>> start RECORDS PROVIDED
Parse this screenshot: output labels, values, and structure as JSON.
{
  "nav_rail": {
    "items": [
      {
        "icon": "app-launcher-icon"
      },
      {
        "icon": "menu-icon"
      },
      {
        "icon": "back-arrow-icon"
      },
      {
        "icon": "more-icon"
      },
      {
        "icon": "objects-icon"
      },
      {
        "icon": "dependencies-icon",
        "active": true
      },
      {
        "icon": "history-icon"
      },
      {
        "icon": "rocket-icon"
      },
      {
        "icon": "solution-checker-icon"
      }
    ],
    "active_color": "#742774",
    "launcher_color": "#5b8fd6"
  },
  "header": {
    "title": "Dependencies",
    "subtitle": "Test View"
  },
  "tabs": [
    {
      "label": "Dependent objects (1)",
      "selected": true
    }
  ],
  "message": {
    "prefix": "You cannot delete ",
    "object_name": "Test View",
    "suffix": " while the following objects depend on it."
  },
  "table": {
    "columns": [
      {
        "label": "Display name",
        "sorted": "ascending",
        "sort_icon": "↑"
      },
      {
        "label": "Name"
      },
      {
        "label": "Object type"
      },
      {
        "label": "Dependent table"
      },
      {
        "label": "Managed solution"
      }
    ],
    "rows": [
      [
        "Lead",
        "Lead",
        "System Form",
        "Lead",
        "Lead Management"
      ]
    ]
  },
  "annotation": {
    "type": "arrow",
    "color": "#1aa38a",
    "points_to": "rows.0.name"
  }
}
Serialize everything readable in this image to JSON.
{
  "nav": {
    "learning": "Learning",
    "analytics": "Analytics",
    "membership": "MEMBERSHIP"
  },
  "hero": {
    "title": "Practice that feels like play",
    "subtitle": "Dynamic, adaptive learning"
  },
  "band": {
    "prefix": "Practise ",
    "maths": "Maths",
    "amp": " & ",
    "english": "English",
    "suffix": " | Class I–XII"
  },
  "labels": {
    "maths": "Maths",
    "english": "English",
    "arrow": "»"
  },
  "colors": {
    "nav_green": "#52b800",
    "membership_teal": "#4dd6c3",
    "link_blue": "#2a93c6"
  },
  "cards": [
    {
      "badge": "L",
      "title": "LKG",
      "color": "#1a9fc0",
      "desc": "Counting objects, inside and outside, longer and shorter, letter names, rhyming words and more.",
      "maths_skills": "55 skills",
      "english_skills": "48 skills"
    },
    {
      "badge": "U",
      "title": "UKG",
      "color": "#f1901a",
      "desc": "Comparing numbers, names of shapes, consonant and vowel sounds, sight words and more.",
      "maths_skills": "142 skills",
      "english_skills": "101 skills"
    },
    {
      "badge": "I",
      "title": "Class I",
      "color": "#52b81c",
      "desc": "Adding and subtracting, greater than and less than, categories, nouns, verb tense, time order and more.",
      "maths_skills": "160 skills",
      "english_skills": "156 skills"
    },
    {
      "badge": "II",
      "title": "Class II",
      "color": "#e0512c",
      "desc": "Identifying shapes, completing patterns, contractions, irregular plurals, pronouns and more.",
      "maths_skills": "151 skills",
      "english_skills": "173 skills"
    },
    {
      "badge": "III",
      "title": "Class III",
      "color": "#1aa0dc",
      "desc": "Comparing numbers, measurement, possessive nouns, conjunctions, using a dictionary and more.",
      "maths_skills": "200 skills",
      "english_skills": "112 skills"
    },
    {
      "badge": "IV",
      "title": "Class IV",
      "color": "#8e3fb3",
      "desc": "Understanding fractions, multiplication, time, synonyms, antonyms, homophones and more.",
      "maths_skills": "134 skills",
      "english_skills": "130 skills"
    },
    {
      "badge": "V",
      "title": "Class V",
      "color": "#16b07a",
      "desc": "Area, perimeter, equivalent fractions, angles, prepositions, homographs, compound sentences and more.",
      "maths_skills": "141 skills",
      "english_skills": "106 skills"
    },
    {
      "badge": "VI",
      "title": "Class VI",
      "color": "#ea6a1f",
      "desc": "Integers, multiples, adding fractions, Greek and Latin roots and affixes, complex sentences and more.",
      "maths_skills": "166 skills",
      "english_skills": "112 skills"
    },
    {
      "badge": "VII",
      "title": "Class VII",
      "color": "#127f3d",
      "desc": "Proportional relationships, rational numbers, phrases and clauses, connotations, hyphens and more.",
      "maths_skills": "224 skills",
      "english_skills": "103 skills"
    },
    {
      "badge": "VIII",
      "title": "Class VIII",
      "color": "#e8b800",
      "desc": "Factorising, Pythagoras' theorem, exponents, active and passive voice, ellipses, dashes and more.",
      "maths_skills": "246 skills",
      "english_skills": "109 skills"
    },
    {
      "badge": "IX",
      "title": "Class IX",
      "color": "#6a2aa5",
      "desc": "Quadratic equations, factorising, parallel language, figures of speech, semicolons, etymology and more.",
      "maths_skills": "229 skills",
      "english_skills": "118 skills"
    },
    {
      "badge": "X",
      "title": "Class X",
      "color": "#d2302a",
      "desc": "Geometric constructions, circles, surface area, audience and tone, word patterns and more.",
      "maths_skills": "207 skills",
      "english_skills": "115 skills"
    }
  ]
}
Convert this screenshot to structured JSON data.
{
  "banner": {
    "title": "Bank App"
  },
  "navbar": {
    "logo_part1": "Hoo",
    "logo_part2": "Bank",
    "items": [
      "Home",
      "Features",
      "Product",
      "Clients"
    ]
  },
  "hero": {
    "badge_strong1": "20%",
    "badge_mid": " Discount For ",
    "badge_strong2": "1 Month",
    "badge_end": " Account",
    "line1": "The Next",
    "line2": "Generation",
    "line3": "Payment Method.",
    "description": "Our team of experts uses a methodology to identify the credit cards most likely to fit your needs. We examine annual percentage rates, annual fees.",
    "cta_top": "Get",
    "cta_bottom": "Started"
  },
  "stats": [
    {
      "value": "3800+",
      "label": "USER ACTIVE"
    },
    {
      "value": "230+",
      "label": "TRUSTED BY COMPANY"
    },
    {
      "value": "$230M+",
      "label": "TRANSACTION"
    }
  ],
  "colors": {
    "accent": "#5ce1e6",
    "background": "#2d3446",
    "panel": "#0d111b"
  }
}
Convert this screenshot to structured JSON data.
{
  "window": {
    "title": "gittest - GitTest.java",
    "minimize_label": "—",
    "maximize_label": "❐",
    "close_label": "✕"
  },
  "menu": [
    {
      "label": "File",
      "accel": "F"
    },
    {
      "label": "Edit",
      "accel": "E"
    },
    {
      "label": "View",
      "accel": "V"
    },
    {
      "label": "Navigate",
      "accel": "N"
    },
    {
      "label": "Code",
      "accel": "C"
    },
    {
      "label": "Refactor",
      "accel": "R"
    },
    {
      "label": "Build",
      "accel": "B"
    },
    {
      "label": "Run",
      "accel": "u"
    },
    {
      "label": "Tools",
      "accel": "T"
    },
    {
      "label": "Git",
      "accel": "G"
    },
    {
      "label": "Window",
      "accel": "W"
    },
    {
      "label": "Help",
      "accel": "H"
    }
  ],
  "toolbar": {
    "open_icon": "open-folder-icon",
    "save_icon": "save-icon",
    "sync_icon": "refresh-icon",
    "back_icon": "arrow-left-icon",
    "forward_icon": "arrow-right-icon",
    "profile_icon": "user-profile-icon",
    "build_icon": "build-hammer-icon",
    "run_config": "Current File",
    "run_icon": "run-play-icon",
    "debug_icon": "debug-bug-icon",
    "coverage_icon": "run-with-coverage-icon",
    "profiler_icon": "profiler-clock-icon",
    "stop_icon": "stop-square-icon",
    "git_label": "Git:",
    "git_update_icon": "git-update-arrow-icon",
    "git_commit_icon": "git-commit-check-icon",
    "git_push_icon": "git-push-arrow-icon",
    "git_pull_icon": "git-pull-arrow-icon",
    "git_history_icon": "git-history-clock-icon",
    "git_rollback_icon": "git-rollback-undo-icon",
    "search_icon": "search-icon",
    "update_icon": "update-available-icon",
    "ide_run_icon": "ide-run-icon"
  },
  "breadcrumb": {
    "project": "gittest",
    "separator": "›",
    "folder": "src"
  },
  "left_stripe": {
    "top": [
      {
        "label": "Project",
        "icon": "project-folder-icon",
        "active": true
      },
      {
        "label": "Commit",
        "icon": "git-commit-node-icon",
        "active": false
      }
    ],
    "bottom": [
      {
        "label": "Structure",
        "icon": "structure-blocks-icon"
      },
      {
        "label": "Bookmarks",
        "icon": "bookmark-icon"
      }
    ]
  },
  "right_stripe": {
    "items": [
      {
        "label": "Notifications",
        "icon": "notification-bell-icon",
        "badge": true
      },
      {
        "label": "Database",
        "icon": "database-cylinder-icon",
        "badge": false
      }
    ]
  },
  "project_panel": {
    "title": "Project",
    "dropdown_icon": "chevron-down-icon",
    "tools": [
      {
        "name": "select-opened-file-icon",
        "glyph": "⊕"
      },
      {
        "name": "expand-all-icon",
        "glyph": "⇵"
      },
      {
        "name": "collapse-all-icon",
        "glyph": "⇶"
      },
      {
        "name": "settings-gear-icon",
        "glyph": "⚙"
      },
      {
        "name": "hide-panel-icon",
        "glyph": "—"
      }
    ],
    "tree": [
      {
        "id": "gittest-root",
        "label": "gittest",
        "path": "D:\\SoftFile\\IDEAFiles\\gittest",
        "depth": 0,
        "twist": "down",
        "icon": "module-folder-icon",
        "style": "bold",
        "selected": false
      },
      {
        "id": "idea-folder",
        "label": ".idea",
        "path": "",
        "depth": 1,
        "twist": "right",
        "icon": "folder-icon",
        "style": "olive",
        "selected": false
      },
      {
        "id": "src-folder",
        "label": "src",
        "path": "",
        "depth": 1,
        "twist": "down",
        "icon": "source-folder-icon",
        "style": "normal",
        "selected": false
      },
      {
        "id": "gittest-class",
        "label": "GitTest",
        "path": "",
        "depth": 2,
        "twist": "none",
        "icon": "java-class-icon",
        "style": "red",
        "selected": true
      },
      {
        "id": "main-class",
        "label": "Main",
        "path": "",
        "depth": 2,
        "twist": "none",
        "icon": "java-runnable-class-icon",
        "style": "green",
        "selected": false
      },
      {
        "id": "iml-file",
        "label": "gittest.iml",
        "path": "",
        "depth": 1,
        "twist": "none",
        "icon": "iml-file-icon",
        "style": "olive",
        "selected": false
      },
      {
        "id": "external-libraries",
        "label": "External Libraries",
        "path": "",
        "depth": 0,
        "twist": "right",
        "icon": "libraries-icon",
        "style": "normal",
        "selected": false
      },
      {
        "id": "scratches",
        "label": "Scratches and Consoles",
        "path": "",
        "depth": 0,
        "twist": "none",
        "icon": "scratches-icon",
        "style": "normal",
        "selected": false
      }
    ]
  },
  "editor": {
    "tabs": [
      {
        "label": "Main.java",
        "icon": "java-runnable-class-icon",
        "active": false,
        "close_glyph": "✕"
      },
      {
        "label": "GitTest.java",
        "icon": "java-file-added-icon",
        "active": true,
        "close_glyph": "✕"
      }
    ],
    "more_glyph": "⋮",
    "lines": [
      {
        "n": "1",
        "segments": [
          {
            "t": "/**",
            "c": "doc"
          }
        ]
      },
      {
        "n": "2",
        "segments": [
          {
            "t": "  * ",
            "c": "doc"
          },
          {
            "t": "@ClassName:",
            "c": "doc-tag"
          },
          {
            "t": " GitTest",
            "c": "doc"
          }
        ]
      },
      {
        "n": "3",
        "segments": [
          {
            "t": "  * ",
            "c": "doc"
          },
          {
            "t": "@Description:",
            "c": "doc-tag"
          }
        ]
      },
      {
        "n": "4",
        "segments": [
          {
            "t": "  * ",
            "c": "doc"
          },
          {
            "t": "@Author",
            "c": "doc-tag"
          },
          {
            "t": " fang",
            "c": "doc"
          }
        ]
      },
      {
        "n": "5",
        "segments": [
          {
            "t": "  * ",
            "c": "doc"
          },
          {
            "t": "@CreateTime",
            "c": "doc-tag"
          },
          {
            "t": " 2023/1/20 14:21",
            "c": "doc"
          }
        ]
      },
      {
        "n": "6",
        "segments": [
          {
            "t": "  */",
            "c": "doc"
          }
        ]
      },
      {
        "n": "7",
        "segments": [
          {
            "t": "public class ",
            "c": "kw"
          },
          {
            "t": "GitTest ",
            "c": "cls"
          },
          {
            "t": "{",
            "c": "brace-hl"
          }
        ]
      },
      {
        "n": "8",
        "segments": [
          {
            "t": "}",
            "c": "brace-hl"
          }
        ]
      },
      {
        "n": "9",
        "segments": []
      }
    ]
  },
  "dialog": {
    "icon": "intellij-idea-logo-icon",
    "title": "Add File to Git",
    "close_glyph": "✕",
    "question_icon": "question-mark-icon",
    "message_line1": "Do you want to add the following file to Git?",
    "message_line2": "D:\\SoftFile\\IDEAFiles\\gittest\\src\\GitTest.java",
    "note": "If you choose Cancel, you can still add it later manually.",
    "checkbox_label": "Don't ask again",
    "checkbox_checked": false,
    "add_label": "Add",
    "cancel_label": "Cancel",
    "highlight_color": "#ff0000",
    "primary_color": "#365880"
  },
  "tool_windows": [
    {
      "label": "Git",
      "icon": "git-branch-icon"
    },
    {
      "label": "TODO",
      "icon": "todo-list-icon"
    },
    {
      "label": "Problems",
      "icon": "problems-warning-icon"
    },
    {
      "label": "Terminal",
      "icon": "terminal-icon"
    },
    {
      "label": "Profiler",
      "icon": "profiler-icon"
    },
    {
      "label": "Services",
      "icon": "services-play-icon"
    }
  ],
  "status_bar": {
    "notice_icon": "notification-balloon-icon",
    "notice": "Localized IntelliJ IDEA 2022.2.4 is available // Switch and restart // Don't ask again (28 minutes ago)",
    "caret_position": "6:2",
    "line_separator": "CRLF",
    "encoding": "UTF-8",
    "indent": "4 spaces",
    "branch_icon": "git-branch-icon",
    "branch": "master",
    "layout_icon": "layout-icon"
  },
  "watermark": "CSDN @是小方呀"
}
>> end RECORDS PROVIDED
> [TASK BRIEF] List every line above containing the word "names".

> [THE RESULT]
      "desc": "Counting objects, inside and outside, longer and shorter, letter names, rhyming words and more.",
      "desc": "Comparing numbers, names of shapes, consonant and vowel sounds, sight words and more.",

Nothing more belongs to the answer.